WORK TO DO: Go through the listing and pick out each line with the word "Knight" in it.

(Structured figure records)
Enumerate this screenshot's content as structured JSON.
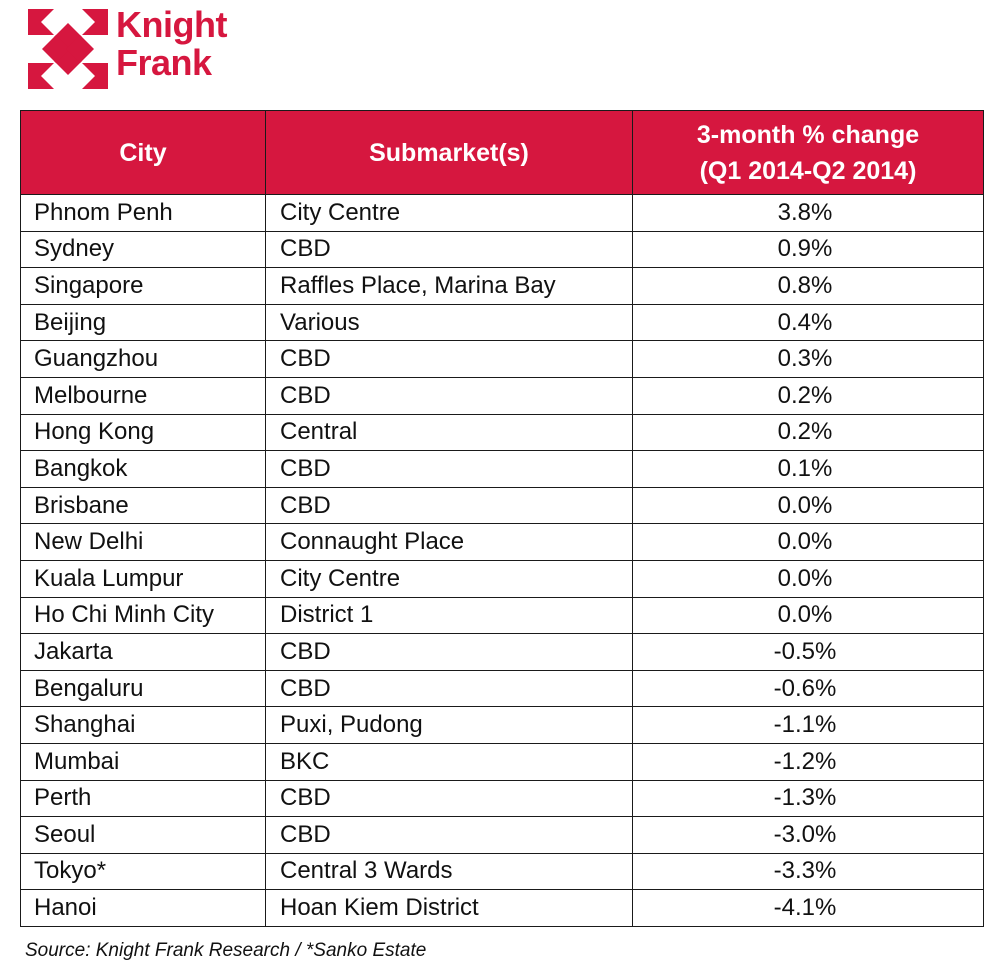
{
  "brand": {
    "logo_lines": [
      "Knight",
      "Frank"
    ],
    "color": "#d6173f"
  },
  "table": {
    "headers": {
      "city": "City",
      "submarket": "Submarket(s)",
      "change_line1": "3-month % change",
      "change_line2": "(Q1 2014-Q2 2014)"
    },
    "header_bg": "#d6173f",
    "rows": [
      {
        "city": "Phnom Penh",
        "submarket": "City Centre",
        "change": "3.8%"
      },
      {
        "city": "Sydney",
        "submarket": "CBD",
        "change": "0.9%"
      },
      {
        "city": "Singapore",
        "submarket": "Raffles Place, Marina Bay",
        "change": "0.8%"
      },
      {
        "city": "Beijing",
        "submarket": "Various",
        "change": "0.4%"
      },
      {
        "city": "Guangzhou",
        "submarket": "CBD",
        "change": "0.3%"
      },
      {
        "city": "Melbourne",
        "submarket": "CBD",
        "change": "0.2%"
      },
      {
        "city": "Hong Kong",
        "submarket": "Central",
        "change": "0.2%"
      },
      {
        "city": "Bangkok",
        "submarket": "CBD",
        "change": "0.1%"
      },
      {
        "city": "Brisbane",
        "submarket": "CBD",
        "change": "0.0%"
      },
      {
        "city": "New Delhi",
        "submarket": "Connaught Place",
        "change": "0.0%"
      },
      {
        "city": "Kuala Lumpur",
        "submarket": "City Centre",
        "change": "0.0%"
      },
      {
        "city": "Ho Chi Minh City",
        "submarket": "District 1",
        "change": "0.0%"
      },
      {
        "city": "Jakarta",
        "submarket": "CBD",
        "change": "-0.5%"
      },
      {
        "city": "Bengaluru",
        "submarket": "CBD",
        "change": "-0.6%"
      },
      {
        "city": "Shanghai",
        "submarket": "Puxi, Pudong",
        "change": "-1.1%"
      },
      {
        "city": "Mumbai",
        "submarket": "BKC",
        "change": "-1.2%"
      },
      {
        "city": "Perth",
        "submarket": "CBD",
        "change": "-1.3%"
      },
      {
        "city": "Seoul",
        "submarket": "CBD",
        "change": "-3.0%"
      },
      {
        "city": "Tokyo*",
        "submarket": "Central 3 Wards",
        "change": "-3.3%"
      },
      {
        "city": "Hanoi",
        "submarket": "Hoan Kiem District",
        "change": "-4.1%"
      }
    ]
  },
  "source": "Source: Knight Frank Research / *Sanko Estate"
}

PROBLEM SOLUTION:
      "Knight",
  "source": "Source: Knight Frank Research / *Sanko Estate"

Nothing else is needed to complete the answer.